SET PROBLEM = Word for word, restate every line of the listing that follows.

SUPPLIED ENTRIES =
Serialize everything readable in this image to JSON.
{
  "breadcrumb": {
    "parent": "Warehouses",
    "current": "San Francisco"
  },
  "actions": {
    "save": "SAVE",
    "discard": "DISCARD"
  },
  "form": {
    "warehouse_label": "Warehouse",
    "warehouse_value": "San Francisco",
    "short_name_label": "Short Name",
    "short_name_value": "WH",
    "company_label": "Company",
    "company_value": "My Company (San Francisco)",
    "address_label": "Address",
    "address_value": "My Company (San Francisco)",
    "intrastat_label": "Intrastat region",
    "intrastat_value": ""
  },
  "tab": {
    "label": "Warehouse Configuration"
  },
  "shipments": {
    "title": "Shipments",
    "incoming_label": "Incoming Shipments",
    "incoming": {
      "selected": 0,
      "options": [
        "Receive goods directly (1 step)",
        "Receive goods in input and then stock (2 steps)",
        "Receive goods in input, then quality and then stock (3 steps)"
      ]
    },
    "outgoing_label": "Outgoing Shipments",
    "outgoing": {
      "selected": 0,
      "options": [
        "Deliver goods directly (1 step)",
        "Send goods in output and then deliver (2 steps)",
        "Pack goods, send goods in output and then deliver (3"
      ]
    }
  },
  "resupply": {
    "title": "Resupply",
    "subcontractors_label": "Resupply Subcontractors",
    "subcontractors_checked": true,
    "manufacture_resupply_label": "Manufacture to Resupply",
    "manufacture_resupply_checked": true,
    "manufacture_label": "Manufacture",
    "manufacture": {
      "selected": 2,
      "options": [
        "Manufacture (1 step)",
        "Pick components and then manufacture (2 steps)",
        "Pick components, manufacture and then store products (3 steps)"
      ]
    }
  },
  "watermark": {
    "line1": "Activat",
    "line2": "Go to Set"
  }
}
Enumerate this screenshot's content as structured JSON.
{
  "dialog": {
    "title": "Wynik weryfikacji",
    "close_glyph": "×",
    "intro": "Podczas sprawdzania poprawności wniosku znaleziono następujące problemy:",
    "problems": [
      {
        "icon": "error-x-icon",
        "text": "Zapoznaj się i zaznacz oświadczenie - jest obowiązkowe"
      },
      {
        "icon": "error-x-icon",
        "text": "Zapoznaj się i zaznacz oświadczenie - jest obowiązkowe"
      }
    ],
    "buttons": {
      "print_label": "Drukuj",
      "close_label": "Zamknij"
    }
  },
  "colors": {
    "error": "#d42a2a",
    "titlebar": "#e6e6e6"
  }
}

TASK ANSWER =
Serialize everything readable in this image to JSON.
{
  "breadcrumb": {
    "parent": "Warehouses",
    "current": "San Francisco"
  },
  "actions": {
    "save": "SAVE",
    "discard": "DISCARD"
  },
  "form": {
    "warehouse_label": "Warehouse",
    "warehouse_value": "San Francisco",
    "short_name_label": "Short Name",
    "short_name_value": "WH",
    "company_label": "Company",
    "company_value": "My Company (San Francisco)",
    "address_label": "Address",
    "address_value": "My Company (San Francisco)",
    "intrastat_label": "Intrastat region",
    "intrastat_value": ""
  },
  "tab": {
    "label": "Warehouse Configuration"
  },
  "shipments": {
    "title": "Shipments",
    "incoming_label": "Incoming Shipments",
    "incoming": {
      "selected": 0,
      "options": [
        "Receive goods directly (1 step)",
        "Receive goods in input and then stock (2 steps)",
        "Receive goods in input, then quality and then stock (3 steps)"
      ]
    },
    "outgoing_label": "Outgoing Shipments",
    "outgoing": {
      "selected": 0,
      "options": [
        "Deliver goods directly (1 step)",
        "Send goods in output and then deliver (2 steps)",
        "Pack goods, send goods in output and then deliver (3"
      ]
    }
  },
  "resupply": {
    "title": "Resupply",
    "subcontractors_label": "Resupply Subcontractors",
    "subcontractors_checked": true,
    "manufacture_resupply_label": "Manufacture to Resupply",
    "manufacture_resupply_checked": true,
    "manufacture_label": "Manufacture",
    "manufacture": {
      "selected": 2,
      "options": [
        "Manufacture (1 step)",
        "Pick components and then manufacture (2 steps)",
        "Pick components, manufacture and then store products (3 steps)"
      ]
    }
  },
  "watermark": {
    "line1": "Activat",
    "line2": "Go to Set"
  }
}
Enumerate this screenshot's content as structured JSON.
{
  "dialog": {
    "title": "Wynik weryfikacji",
    "close_glyph": "×",
    "intro": "Podczas sprawdzania poprawności wniosku znaleziono następujące problemy:",
    "problems": [
      {
        "icon": "error-x-icon",
        "text": "Zapoznaj się i zaznacz oświadczenie - jest obowiązkowe"
      },
      {
        "icon": "error-x-icon",
        "text": "Zapoznaj się i zaznacz oświadczenie - jest obowiązkowe"
      }
    ],
    "buttons": {
      "print_label": "Drukuj",
      "close_label": "Zamknij"
    }
  },
  "colors": {
    "error": "#d42a2a",
    "titlebar": "#e6e6e6"
  }
}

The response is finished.